### DATASET RECORDS ###

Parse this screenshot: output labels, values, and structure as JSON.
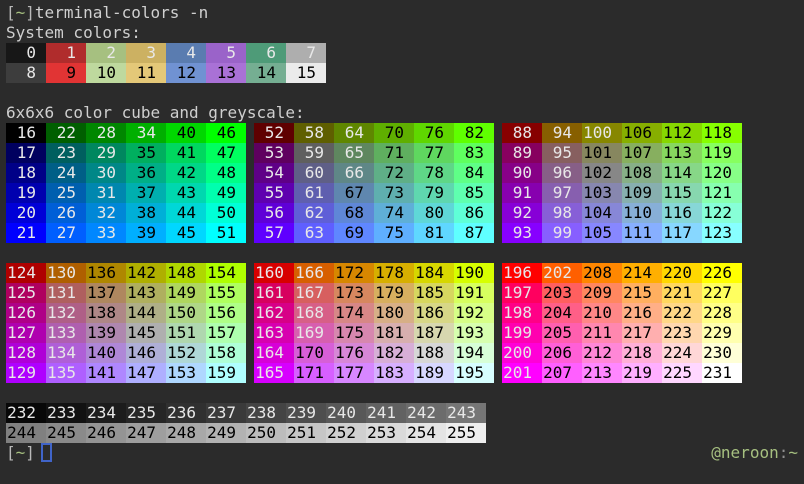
{
  "window": {
    "bg": "#2b2b2b",
    "default_fg": "#d0d0d0"
  },
  "colors": {
    "bracket_fg": "#b9b9b9",
    "path_fg": "#a6c080",
    "colon_fg": "#8f8f8f",
    "cursor_border": "#4064c8",
    "cell_fg_light": "#e8e8e8",
    "cell_fg_dark": "#000000"
  },
  "prompt": {
    "open": "[",
    "path": "~",
    "close": "]"
  },
  "command": "terminal-colors -n",
  "system_colors": {
    "title": "System colors:",
    "rows": [
      {
        "cells": [
          {
            "label": "0",
            "bg": "#171717",
            "fg": "light"
          },
          {
            "label": "1",
            "bg": "#b02c2c",
            "fg": "light"
          },
          {
            "label": "2",
            "bg": "#a6c080",
            "fg": "light"
          },
          {
            "label": "3",
            "bg": "#ccb162",
            "fg": "light"
          },
          {
            "label": "4",
            "bg": "#5a7cb0",
            "fg": "light"
          },
          {
            "label": "5",
            "bg": "#9a63c9",
            "fg": "light"
          },
          {
            "label": "6",
            "bg": "#4e9b78",
            "fg": "light"
          },
          {
            "label": "7",
            "bg": "#aeaeae",
            "fg": "light"
          }
        ]
      },
      {
        "cells": [
          {
            "label": "8",
            "bg": "#3d3d3d",
            "fg": "light"
          },
          {
            "label": "9",
            "bg": "#e13434",
            "fg": "dark"
          },
          {
            "label": "10",
            "bg": "#bed99e",
            "fg": "dark"
          },
          {
            "label": "11",
            "bg": "#e4c878",
            "fg": "dark"
          },
          {
            "label": "12",
            "bg": "#7092d2",
            "fg": "dark"
          },
          {
            "label": "13",
            "bg": "#a971d6",
            "fg": "dark"
          },
          {
            "label": "14",
            "bg": "#75ae92",
            "fg": "dark"
          },
          {
            "label": "15",
            "bg": "#ebebeb",
            "fg": "dark"
          }
        ]
      }
    ]
  },
  "cube": {
    "title": "6x6x6 color cube and greyscale:",
    "levels": [
      0,
      95,
      135,
      175,
      215,
      255
    ],
    "blocks": [
      {
        "rows": [
          [
            16,
            22,
            28,
            34,
            40,
            46
          ],
          [
            17,
            23,
            29,
            35,
            41,
            47
          ],
          [
            18,
            24,
            30,
            36,
            42,
            48
          ],
          [
            19,
            25,
            31,
            37,
            43,
            49
          ],
          [
            20,
            26,
            32,
            38,
            44,
            50
          ],
          [
            21,
            27,
            33,
            39,
            45,
            51
          ]
        ]
      },
      {
        "rows": [
          [
            52,
            58,
            64,
            70,
            76,
            82
          ],
          [
            53,
            59,
            65,
            71,
            77,
            83
          ],
          [
            54,
            60,
            66,
            72,
            78,
            84
          ],
          [
            55,
            61,
            67,
            73,
            79,
            85
          ],
          [
            56,
            62,
            68,
            74,
            80,
            86
          ],
          [
            57,
            63,
            69,
            75,
            81,
            87
          ]
        ]
      },
      {
        "rows": [
          [
            88,
            94,
            100,
            106,
            112,
            118
          ],
          [
            89,
            95,
            101,
            107,
            113,
            119
          ],
          [
            90,
            96,
            102,
            108,
            114,
            120
          ],
          [
            91,
            97,
            103,
            109,
            115,
            121
          ],
          [
            92,
            98,
            104,
            110,
            116,
            122
          ],
          [
            93,
            99,
            105,
            111,
            117,
            123
          ]
        ]
      },
      {
        "rows": [
          [
            124,
            130,
            136,
            142,
            148,
            154
          ],
          [
            125,
            131,
            137,
            143,
            149,
            155
          ],
          [
            126,
            132,
            138,
            144,
            150,
            156
          ],
          [
            127,
            133,
            139,
            145,
            151,
            157
          ],
          [
            128,
            134,
            140,
            146,
            152,
            158
          ],
          [
            129,
            135,
            141,
            147,
            153,
            159
          ]
        ]
      },
      {
        "rows": [
          [
            160,
            166,
            172,
            178,
            184,
            190
          ],
          [
            161,
            167,
            173,
            179,
            185,
            191
          ],
          [
            162,
            168,
            174,
            180,
            186,
            192
          ],
          [
            163,
            169,
            175,
            181,
            187,
            193
          ],
          [
            164,
            170,
            176,
            182,
            188,
            194
          ],
          [
            165,
            171,
            177,
            183,
            189,
            195
          ]
        ]
      },
      {
        "rows": [
          [
            196,
            202,
            208,
            214,
            220,
            226
          ],
          [
            197,
            203,
            209,
            215,
            221,
            227
          ],
          [
            198,
            204,
            210,
            216,
            222,
            228
          ],
          [
            199,
            205,
            211,
            217,
            223,
            229
          ],
          [
            200,
            206,
            212,
            218,
            224,
            230
          ],
          [
            201,
            207,
            213,
            219,
            225,
            231
          ]
        ]
      }
    ]
  },
  "greyscale": {
    "grey_start": 8,
    "grey_step": 10,
    "rows": [
      [
        232,
        233,
        234,
        235,
        236,
        237,
        238,
        239,
        240,
        241,
        242,
        243
      ],
      [
        244,
        245,
        246,
        247,
        248,
        249,
        250,
        251,
        252,
        253,
        254,
        255
      ]
    ]
  },
  "right_prompt": {
    "user": "@neroon",
    "colon": ":",
    "path": "~"
  }
}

###

From the data above, pick out each line containing "cube" and copy it.

■ **ANSWER TO THE PROBLEM**:
  "cube": {
    "title": "6x6x6 color cube and greyscale:",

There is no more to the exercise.